**GIVEN EXERCISE:** Below are records; count the lines that contain "Nombre" and give only the total.

════════════════════

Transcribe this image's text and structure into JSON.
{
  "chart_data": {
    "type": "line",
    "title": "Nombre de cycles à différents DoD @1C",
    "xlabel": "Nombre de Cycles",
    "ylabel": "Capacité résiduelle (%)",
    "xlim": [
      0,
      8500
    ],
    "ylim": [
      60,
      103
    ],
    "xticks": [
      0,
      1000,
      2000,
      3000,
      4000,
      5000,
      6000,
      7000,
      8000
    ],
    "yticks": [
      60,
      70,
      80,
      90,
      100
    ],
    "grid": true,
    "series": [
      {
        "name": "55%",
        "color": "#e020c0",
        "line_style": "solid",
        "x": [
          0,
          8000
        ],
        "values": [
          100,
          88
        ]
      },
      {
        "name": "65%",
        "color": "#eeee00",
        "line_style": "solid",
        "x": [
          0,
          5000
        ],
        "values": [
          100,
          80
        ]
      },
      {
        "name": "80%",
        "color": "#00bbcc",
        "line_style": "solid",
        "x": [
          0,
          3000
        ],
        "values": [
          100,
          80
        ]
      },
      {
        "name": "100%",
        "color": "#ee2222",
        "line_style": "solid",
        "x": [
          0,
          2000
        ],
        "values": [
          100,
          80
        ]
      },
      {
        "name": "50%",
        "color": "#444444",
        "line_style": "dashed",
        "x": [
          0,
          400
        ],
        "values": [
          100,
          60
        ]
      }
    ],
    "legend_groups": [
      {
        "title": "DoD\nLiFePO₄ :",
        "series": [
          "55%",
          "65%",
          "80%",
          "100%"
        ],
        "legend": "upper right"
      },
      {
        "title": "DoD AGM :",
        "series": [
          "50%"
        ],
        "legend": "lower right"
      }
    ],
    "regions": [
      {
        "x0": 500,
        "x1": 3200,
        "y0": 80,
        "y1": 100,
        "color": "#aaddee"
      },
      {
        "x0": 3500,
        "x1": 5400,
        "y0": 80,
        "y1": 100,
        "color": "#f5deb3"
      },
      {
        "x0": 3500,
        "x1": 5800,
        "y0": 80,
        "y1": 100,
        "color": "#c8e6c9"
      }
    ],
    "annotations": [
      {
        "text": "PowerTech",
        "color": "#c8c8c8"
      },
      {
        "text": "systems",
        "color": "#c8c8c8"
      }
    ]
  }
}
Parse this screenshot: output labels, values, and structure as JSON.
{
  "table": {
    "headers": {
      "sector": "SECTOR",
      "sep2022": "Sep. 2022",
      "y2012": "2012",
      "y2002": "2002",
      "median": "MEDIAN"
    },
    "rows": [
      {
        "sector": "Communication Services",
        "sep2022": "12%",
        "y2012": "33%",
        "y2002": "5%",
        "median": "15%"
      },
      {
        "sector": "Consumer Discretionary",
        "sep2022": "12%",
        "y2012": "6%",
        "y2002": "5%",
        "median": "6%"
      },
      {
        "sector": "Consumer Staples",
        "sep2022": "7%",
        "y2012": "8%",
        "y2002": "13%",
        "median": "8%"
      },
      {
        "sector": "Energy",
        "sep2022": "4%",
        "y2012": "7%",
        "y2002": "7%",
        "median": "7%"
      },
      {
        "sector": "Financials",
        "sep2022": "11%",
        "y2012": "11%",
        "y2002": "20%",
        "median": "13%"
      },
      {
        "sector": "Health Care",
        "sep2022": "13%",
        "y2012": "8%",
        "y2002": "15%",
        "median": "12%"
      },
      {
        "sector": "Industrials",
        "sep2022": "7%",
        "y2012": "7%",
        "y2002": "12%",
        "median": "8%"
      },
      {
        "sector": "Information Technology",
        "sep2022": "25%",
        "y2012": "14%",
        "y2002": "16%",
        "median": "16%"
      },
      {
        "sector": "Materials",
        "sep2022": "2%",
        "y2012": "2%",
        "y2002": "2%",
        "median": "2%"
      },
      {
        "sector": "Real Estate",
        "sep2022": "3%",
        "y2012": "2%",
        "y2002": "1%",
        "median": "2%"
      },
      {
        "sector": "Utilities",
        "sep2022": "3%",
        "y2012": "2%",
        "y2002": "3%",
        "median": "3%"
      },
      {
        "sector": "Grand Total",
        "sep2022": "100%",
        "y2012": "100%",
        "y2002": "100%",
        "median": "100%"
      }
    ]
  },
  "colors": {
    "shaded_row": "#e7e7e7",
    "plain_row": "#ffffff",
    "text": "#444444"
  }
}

════════════════════

**RESPONSE FOR THIS EXERCISE:** 2